>> BEGIN TEXT BLOCK
On the next day, they pack us onto a bus for Leon, the home and shrine of Ruben Dario. We ride along the shore of Lake Managua and can see across the water to the cones of the volcanoes Monotombo and Masaya. “Somoza took those who displeased him, his opposition, for helicopter rides over the volcanoes, and pushed them out alive, into the caldera.” “…viva la borghesia,” exclaims Herman. The town seems empty. We visit Dario’s shrine, his grave, his house. We take refreshment at a vacant coffee house.

It’s a day without propaganda. Everyone is exhausted, listless, happy to stare at nothing. No such luck. On the way back we are hustled to a camp outside Managua to listen to a poetry reading by Ernesto Cardenal, a principal Sandinista poet. The reading is crowded under a canopy, many Sandinista poetry fans have come to listen to the poet. Cardenal admits he owes a lot to Allen Ginsberg, his poems broad and rambling.

On the last night they organize a poetry reading in the reception hall of our Somoza estate. Poets come from all over Nicaragua. We alternate one Spanish, one English. Cardenal reads again, and a well known dentist poet, whose name eludes me. Many women show up — Daisy Zamora, Claribel Alegria, Gioconda Belli — all reading poems of loss and grief. Women lose husbands, brothers, sons. The evening is light-hearted and friendly nonetheless, one great blithesome parting sob.

In bed I have a lucid dream that puts me back in the same room with the same poets. In front of me sits a young boy of twelve or so. He turns to look at me. Although he resembles none of my sons in particular, he does look like family. Just before we separated, Jingle had an abortion. She was sure the pregnancy was my doing. We couldn’t imagine having another kid. We’d raised three, and they were in good shape. Now we were splitting up. Neither of us was in the parenting mode. This time we would have ruined any kid; besides, we couldn’t imagine raising just one. It would be a sorry child without brother or sister ally growing close to it, to defend themselves against grown-ups. Hence, an abortion. Jingle took the procedure in New York City, where I was living. I put her on the bus back to Pine Bush. It was very hard on her, and on me as well, though not so obvious. This boy in my dream is the right age. In this context, in this country of loss, he is a manifestation of my loss. “From now on,” I say to him. “You can call me father.” I feel his radiant, angelic smile. “That’s the most beautiful thing I have ever heard,” says my dream son.
>> END TEXT BLOCK
• EXERCISE TASK 1: Repeat, word for word, everything in the Nicaragua passage from "On the next" down to "vacant coffee house.".
• EXERCISE TASK 2:
Answer these questions about the Nicaragua passage:
(a) Which two volcanoes can be seen across the water from the shore of Lake Managua?
(b) To whom does Cardenal admit he owes a lot?
(c) In which city did Jingle have the procedure?
• EXERCISE TASK 3: Rewrite the paragraph of the Nicaragua passage that begins "On the last night they organize" as a short list that keeps its main facts.
The entries that come after the Nicaragua passage are separate material.
>> BEGIN INFORMATION SUPPLIED
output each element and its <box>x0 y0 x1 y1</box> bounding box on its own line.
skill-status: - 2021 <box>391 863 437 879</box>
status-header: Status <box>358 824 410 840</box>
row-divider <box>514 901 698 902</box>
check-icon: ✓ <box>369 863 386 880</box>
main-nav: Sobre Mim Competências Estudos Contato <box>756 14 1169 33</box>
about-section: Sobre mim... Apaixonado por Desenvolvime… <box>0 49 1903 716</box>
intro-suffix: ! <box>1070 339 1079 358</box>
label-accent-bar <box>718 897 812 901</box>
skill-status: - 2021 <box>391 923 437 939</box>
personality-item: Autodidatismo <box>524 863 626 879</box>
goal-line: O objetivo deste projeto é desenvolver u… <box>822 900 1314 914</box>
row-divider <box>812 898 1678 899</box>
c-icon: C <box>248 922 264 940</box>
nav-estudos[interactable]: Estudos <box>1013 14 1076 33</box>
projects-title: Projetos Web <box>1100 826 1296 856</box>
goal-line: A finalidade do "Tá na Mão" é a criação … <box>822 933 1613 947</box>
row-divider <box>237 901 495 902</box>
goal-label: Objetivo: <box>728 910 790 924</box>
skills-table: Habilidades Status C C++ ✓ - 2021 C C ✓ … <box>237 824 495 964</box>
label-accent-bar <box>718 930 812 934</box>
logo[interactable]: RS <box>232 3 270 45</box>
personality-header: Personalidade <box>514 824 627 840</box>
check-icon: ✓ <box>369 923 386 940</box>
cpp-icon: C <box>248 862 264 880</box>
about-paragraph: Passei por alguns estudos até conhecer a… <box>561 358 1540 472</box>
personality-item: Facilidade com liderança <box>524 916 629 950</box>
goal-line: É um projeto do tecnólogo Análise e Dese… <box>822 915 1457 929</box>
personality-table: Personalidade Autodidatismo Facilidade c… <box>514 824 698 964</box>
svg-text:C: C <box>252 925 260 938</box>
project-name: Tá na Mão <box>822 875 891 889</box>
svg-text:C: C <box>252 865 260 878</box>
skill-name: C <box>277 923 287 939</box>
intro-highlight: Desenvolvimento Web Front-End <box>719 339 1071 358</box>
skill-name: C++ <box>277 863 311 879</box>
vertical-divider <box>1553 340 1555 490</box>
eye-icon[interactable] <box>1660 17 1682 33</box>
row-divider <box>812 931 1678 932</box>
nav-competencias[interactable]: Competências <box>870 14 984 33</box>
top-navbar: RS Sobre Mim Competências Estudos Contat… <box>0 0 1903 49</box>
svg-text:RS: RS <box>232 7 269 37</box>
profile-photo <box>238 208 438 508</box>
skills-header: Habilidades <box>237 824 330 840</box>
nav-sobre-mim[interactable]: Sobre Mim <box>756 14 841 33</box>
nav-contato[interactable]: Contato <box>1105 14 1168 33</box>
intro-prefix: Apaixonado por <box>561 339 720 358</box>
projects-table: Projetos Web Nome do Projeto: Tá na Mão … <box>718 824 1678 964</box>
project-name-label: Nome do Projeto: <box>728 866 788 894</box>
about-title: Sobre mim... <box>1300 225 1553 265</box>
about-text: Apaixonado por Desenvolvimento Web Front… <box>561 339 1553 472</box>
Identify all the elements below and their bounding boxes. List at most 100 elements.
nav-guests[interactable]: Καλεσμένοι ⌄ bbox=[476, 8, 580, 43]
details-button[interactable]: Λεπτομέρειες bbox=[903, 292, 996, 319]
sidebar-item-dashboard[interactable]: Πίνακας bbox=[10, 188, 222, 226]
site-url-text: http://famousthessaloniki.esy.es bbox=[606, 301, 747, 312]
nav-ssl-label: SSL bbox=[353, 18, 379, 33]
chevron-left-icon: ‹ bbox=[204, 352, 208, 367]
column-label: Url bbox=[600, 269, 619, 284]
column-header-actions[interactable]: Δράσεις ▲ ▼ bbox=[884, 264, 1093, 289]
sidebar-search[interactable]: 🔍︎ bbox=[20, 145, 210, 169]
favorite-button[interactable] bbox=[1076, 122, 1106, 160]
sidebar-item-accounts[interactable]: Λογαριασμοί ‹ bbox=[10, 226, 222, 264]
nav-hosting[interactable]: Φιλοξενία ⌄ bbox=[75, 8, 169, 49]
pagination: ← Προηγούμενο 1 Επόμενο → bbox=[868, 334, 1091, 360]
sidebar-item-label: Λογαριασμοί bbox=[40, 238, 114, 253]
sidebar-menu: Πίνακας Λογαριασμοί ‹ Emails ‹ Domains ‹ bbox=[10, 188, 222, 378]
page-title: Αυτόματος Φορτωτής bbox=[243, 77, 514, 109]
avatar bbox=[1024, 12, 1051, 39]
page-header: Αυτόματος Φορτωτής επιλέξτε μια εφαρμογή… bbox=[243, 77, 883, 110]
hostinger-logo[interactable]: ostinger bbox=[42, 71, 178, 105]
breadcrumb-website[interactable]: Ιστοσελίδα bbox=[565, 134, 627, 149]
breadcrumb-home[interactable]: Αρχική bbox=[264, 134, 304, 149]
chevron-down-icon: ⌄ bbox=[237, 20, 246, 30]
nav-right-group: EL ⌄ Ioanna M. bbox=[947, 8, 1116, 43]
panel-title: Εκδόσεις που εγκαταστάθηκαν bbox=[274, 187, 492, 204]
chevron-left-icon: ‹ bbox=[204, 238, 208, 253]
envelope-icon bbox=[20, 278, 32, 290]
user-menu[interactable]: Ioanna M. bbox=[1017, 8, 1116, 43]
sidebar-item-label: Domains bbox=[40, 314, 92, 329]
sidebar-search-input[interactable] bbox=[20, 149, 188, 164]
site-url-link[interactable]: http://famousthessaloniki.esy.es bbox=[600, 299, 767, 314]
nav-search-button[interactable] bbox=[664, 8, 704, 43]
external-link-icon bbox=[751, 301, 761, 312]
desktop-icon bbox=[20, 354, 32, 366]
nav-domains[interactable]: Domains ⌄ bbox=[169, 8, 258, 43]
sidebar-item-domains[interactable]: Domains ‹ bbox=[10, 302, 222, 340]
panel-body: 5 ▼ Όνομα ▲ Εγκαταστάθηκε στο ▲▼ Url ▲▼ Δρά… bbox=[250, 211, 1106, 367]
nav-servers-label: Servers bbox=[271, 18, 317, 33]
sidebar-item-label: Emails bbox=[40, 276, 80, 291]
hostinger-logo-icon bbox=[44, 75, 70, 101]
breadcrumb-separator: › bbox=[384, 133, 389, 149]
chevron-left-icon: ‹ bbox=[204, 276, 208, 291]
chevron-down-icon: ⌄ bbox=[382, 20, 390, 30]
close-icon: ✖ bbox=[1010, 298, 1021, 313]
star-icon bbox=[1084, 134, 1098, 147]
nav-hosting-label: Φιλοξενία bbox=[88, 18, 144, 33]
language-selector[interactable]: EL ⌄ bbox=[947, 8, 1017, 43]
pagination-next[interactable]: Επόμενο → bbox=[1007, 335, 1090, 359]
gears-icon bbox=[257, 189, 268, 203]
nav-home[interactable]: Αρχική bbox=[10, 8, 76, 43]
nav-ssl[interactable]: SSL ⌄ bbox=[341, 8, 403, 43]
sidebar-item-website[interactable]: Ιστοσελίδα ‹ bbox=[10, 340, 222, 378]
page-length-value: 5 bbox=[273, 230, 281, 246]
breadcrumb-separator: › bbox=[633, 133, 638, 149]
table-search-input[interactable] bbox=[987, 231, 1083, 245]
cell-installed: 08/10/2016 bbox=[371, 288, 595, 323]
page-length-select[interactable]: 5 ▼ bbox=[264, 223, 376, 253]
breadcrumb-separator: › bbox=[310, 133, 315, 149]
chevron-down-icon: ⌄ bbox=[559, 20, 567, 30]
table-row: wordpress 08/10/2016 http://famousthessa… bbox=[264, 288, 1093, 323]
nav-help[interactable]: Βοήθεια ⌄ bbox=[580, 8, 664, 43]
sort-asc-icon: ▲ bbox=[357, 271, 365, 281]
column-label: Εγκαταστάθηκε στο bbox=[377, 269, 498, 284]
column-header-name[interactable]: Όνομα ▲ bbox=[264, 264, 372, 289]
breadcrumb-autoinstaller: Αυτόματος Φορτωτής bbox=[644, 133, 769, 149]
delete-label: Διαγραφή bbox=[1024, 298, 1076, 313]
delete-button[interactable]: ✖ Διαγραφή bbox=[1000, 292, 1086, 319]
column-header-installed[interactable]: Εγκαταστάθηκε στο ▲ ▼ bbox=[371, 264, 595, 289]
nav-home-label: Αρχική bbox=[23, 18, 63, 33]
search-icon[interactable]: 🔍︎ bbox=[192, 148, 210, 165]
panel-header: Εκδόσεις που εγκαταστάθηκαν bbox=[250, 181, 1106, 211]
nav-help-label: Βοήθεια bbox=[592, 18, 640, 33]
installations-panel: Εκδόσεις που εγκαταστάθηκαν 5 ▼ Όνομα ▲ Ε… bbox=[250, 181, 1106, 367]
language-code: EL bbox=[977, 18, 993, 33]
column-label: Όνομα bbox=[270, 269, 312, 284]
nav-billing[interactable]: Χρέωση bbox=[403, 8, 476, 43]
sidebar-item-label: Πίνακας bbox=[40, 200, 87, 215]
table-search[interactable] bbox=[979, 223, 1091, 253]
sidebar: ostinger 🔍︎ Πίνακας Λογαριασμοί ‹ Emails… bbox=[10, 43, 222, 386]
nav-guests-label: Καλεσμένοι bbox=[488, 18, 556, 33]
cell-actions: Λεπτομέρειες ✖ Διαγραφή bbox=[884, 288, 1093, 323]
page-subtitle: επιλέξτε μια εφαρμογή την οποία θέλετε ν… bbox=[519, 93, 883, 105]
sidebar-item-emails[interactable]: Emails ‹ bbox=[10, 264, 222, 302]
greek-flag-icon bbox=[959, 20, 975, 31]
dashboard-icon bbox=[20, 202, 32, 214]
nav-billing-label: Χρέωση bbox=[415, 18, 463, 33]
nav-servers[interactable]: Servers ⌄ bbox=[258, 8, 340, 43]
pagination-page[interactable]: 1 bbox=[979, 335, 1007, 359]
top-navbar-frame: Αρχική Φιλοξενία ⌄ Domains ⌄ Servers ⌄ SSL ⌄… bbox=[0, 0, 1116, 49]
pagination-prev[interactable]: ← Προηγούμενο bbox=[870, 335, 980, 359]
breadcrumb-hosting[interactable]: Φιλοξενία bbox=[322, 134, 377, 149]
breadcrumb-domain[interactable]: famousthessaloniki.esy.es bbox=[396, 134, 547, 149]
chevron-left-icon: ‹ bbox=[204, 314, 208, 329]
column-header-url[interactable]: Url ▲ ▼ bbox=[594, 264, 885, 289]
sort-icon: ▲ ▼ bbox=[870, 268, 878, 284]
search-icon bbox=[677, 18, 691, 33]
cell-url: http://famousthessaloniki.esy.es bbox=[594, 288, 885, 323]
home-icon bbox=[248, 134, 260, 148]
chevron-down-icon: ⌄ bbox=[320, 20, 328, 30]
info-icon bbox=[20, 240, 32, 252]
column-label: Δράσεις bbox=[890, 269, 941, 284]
>> END INFORMATION SUPPLIED
• TASK RESPONSE 1:
On the next day, they pack us onto a bus for Leon, the home and shrine of Ruben Dario. We ride along the shore of Lake Managua and can see across the water to the cones of the volcanoes Monotombo and Masaya. “Somoza took those who displeased him, his opposition, for helicopter rides over the volcanoes, and pushed them out alive, into the caldera.” “…viva la borghesia,” exclaims Herman. The town seems empty. We visit Dario’s shrine, his grave, his house. We take refreshment at a vacant coffee house.

• TASK RESPONSE 2:
(a) Monotombo and Masaya.
(b) Allen Ginsberg.
(c) New York City.

• TASK RESPONSE 3:
- On the last night, a poetry reading is held in the reception hall of the Somoza estate.
- Poets come from all over Nicaragua, and readings alternate between Spanish and English.
- Cardenal reads again, along with a well-known dentist poet whose name the narrator cannot recall.
- Many women read, including Daisy Zamora, Claribel Alegria and Gioconda Belli, all with poems of loss and grief for husbands, brothers and sons.
- The evening is still light-hearted and friendly.